_Task instructions_: Reproduce the following material exactly, including every line.

_Supplied records_:
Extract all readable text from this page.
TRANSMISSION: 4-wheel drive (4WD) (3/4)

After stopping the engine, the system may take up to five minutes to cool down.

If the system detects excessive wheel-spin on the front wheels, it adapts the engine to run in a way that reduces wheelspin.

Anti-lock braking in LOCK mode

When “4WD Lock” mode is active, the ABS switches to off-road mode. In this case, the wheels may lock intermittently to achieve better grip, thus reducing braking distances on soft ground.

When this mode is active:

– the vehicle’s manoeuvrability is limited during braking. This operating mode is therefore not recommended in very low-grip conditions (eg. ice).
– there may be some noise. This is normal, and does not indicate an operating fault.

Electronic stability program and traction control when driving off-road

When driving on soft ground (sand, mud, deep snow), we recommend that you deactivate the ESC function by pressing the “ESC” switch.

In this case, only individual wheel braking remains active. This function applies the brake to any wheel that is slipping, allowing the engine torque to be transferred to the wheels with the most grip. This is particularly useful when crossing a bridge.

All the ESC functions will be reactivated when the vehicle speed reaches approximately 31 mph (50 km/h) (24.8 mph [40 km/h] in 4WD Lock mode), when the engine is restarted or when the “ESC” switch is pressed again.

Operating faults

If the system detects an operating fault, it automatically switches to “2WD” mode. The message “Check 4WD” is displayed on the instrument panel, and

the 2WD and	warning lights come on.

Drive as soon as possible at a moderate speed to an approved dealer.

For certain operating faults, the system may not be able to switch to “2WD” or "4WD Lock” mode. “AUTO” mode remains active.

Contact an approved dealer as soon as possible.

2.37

_Solution_:
Extract all readable text from this page.
TRANSMISSION: 4-wheel drive (4WD) (3/4)

After stopping the engine, the system may take up to five minutes to cool down.

If the system detects excessive wheel-spin on the front wheels, it adapts the engine to run in a way that reduces wheelspin.

Anti-lock braking in LOCK mode

When “4WD Lock” mode is active, the ABS switches to off-road mode. In this case, the wheels may lock intermittently to achieve better grip, thus reducing braking distances on soft ground.

When this mode is active:

– the vehicle’s manoeuvrability is limited during braking. This operating mode is therefore not recommended in very low-grip conditions (eg. ice).
– there may be some noise. This is normal, and does not indicate an operating fault.

Electronic stability program and traction control when driving off-road

When driving on soft ground (sand, mud, deep snow), we recommend that you deactivate the ESC function by pressing the “ESC” switch.

In this case, only individual wheel braking remains active. This function applies the brake to any wheel that is slipping, allowing the engine torque to be transferred to the wheels with the most grip. This is particularly useful when crossing a bridge.

All the ESC functions will be reactivated when the vehicle speed reaches approximately 31 mph (50 km/h) (24.8 mph [40 km/h] in 4WD Lock mode), when the engine is restarted or when the “ESC” switch is pressed again.

Operating faults

If the system detects an operating fault, it automatically switches to “2WD” mode. The message “Check 4WD” is displayed on the instrument panel, and

the 2WD and	warning lights come on.

Drive as soon as possible at a moderate speed to an approved dealer.

For certain operating faults, the system may not be able to switch to “2WD” or "4WD Lock” mode. “AUTO” mode remains active.

Contact an approved dealer as soon as possible.

2.37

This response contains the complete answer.